Challenge: Pull each line containing "JSON" out of the data and copy it.
----- Material shown -----
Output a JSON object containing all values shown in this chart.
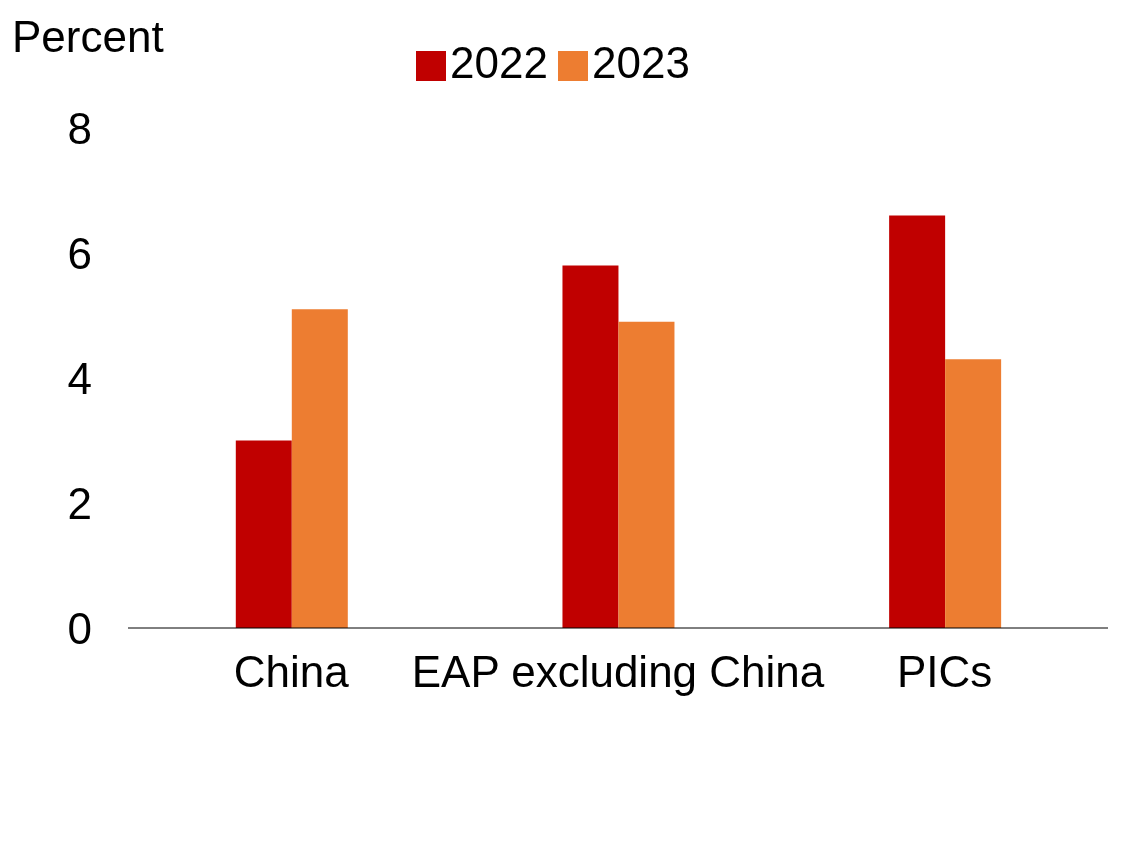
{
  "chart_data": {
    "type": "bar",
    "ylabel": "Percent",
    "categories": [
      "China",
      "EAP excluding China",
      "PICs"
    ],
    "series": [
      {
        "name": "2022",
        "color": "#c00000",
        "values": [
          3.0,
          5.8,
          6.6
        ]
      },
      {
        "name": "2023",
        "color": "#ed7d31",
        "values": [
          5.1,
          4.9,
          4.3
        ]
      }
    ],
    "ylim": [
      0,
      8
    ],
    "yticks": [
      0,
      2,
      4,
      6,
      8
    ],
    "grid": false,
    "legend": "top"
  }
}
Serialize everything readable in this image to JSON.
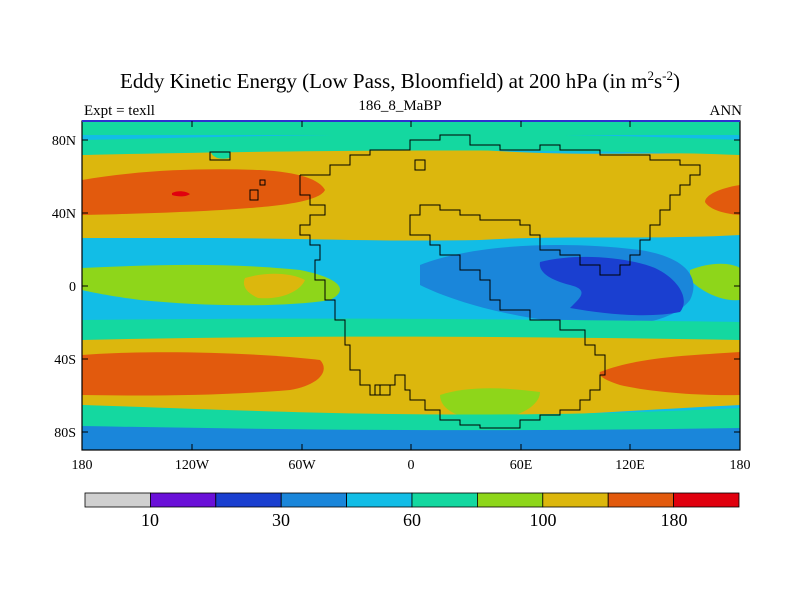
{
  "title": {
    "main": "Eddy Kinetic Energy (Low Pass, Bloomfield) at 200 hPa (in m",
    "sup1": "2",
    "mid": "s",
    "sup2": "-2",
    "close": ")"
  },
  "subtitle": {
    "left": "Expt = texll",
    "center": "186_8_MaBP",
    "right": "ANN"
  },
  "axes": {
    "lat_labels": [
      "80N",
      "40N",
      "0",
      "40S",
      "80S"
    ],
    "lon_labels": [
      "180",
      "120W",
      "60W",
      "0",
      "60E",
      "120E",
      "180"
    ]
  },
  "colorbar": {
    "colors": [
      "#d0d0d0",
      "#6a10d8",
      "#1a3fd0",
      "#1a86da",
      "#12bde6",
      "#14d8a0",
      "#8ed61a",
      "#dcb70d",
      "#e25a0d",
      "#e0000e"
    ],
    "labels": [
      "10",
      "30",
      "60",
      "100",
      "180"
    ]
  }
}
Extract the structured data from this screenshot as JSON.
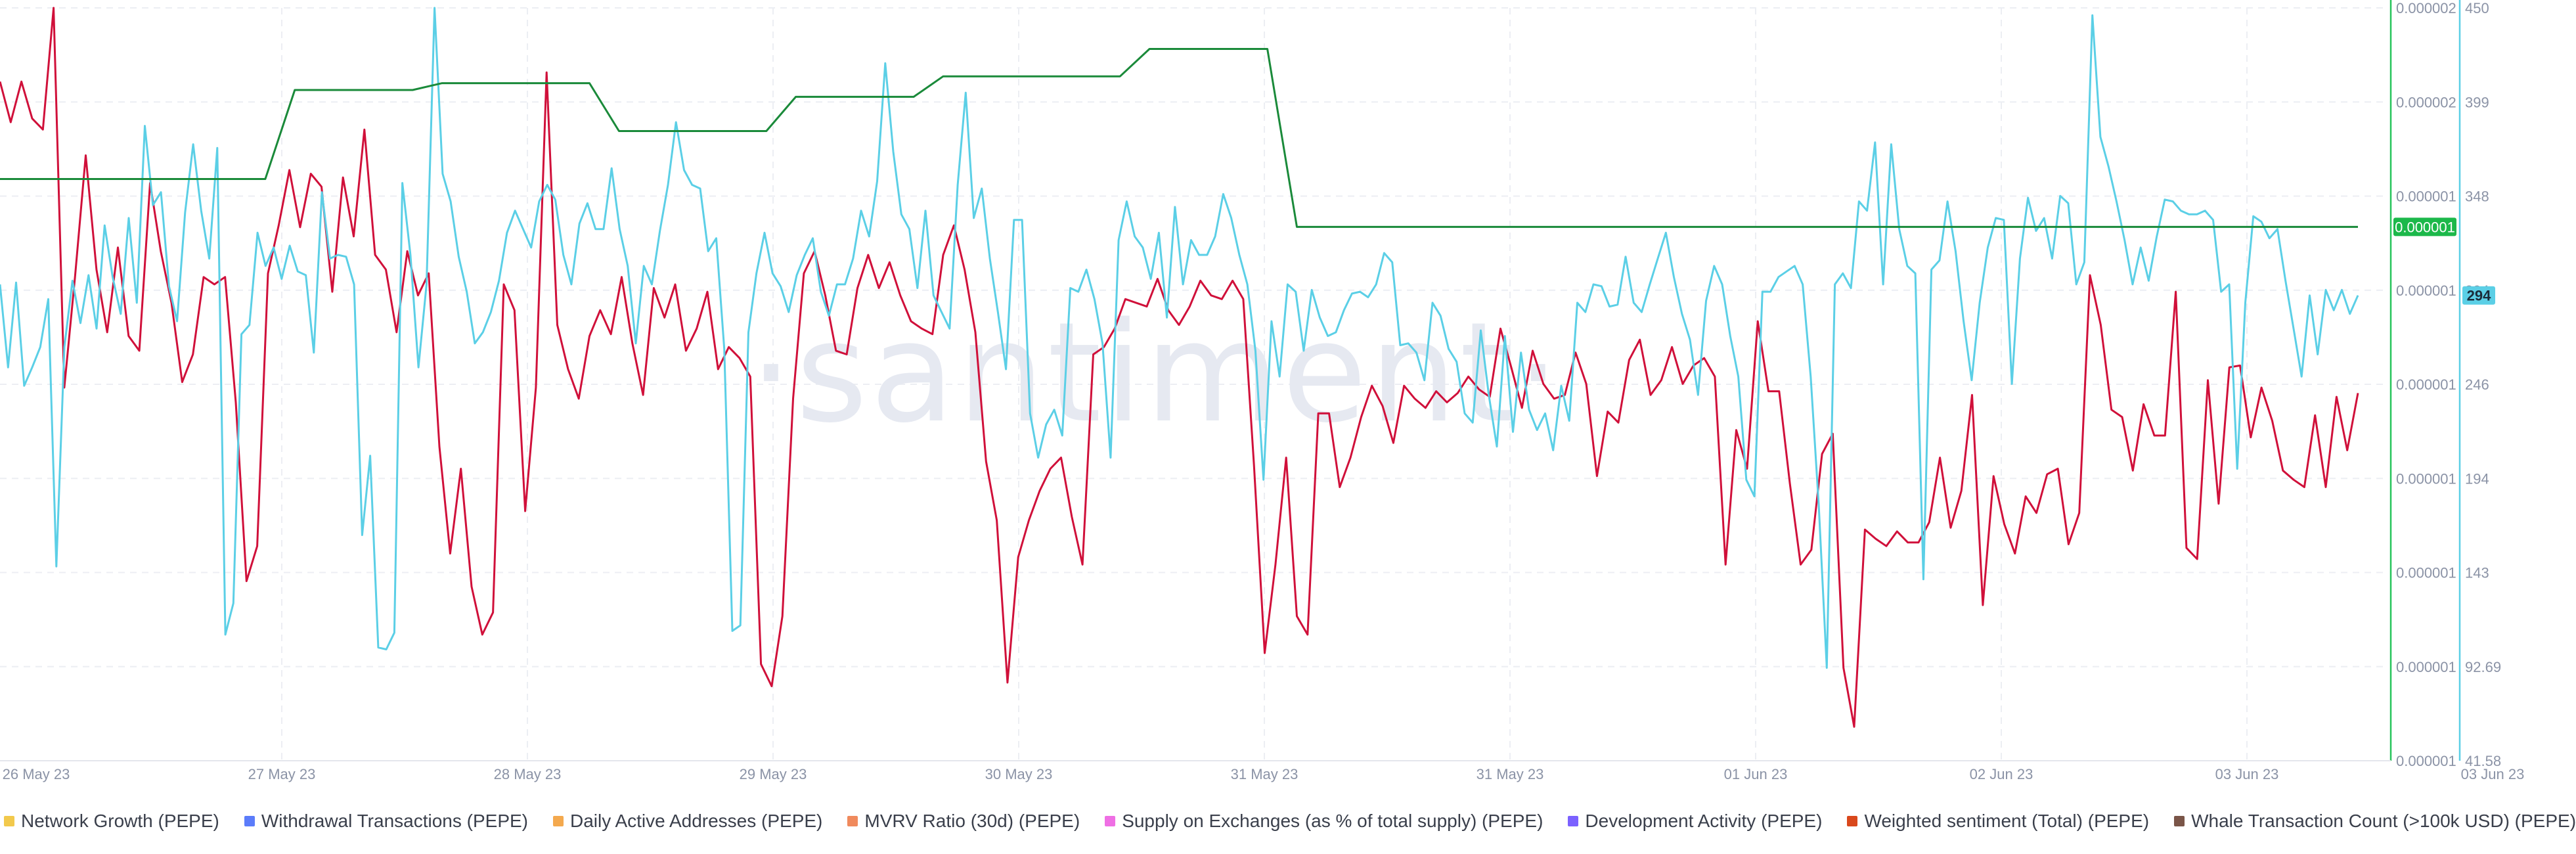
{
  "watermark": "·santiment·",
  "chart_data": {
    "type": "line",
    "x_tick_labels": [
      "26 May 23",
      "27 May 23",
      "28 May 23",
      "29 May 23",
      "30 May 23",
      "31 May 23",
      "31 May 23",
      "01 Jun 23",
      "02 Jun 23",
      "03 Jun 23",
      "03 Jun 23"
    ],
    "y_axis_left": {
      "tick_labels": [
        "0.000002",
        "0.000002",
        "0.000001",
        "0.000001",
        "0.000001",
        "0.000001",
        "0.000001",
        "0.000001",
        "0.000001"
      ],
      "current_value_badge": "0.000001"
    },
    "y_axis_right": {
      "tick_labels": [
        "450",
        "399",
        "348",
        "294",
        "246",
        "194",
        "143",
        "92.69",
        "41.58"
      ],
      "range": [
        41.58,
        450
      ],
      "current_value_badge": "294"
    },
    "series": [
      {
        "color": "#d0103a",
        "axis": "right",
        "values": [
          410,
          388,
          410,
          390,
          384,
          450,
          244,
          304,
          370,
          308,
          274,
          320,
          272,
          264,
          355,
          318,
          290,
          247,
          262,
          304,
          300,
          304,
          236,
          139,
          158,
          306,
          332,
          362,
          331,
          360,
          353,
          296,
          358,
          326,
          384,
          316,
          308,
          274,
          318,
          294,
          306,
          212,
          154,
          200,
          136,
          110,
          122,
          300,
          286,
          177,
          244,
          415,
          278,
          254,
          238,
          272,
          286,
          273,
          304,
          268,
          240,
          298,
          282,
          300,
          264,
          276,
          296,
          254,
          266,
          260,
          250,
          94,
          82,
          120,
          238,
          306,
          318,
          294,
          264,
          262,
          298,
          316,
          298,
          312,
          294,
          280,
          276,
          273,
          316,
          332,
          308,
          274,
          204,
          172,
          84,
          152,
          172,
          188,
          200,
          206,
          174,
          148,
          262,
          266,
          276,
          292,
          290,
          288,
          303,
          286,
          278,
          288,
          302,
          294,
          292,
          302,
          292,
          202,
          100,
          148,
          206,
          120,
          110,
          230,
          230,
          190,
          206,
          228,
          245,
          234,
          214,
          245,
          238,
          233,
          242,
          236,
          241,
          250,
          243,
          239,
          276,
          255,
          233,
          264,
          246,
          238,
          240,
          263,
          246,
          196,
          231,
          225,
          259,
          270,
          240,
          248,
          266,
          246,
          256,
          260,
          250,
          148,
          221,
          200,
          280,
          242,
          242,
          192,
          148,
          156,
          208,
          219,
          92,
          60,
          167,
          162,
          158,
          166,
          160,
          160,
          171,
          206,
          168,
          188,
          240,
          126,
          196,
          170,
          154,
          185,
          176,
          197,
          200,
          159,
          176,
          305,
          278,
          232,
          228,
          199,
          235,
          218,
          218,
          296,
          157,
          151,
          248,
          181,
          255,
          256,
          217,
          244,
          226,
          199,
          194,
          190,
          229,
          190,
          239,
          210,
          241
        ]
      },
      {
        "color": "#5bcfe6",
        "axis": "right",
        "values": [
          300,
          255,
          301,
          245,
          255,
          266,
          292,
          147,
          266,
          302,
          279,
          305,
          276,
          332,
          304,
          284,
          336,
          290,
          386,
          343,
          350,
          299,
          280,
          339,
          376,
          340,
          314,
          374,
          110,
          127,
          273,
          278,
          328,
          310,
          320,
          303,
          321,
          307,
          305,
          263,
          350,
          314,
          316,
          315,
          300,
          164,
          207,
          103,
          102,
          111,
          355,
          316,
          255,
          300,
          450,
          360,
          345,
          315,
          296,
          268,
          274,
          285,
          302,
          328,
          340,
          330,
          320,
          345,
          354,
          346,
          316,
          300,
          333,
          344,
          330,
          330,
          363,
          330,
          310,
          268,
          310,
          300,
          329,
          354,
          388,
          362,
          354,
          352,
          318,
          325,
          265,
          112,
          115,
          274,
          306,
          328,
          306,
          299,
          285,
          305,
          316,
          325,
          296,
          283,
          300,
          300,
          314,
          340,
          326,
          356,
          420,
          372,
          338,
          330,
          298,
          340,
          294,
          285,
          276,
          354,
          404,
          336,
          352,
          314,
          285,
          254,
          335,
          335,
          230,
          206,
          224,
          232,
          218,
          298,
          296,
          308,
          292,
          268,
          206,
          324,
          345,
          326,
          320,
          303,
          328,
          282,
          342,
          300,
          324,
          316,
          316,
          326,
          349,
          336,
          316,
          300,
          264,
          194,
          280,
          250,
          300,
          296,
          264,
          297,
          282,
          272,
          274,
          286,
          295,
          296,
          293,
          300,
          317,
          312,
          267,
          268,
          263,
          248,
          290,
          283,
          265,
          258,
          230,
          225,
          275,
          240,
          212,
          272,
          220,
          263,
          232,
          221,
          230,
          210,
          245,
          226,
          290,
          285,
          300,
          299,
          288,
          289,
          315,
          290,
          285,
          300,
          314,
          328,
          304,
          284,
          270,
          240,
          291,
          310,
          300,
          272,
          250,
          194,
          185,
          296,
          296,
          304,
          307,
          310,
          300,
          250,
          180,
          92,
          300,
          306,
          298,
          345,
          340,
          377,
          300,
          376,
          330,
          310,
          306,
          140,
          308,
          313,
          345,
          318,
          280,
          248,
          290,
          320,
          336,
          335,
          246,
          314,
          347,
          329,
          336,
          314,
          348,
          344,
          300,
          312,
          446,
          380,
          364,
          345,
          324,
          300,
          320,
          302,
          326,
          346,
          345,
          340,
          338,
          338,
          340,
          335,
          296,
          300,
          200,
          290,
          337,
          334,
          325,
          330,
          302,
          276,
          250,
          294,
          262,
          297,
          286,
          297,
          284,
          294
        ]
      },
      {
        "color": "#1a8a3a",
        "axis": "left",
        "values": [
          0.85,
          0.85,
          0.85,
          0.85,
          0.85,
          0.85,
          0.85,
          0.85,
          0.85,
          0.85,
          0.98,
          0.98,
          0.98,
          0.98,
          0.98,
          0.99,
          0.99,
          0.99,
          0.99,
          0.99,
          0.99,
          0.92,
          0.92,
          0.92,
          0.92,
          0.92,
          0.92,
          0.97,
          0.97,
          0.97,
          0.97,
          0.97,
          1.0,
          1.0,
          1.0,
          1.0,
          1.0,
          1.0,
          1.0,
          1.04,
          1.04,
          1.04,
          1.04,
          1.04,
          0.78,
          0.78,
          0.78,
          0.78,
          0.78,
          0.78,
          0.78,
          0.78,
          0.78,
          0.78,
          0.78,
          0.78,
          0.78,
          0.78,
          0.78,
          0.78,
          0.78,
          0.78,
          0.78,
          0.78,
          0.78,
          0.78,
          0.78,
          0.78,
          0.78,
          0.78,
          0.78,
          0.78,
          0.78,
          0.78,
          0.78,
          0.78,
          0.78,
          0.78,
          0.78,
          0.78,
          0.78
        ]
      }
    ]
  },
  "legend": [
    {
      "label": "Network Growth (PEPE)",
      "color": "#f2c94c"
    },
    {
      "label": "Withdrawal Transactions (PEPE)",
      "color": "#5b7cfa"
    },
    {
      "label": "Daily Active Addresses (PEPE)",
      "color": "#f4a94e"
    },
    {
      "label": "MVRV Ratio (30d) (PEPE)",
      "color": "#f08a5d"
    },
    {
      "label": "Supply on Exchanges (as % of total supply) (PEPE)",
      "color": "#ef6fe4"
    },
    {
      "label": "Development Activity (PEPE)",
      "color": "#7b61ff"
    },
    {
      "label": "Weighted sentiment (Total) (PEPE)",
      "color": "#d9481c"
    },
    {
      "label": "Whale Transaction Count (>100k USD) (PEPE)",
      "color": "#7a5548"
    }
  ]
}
-----
Result of the task:
Output a JSON object containing all values shown in this chart.
Serialize everything readable in this image to JSON.
Extract the structured data from this screenshot as JSON.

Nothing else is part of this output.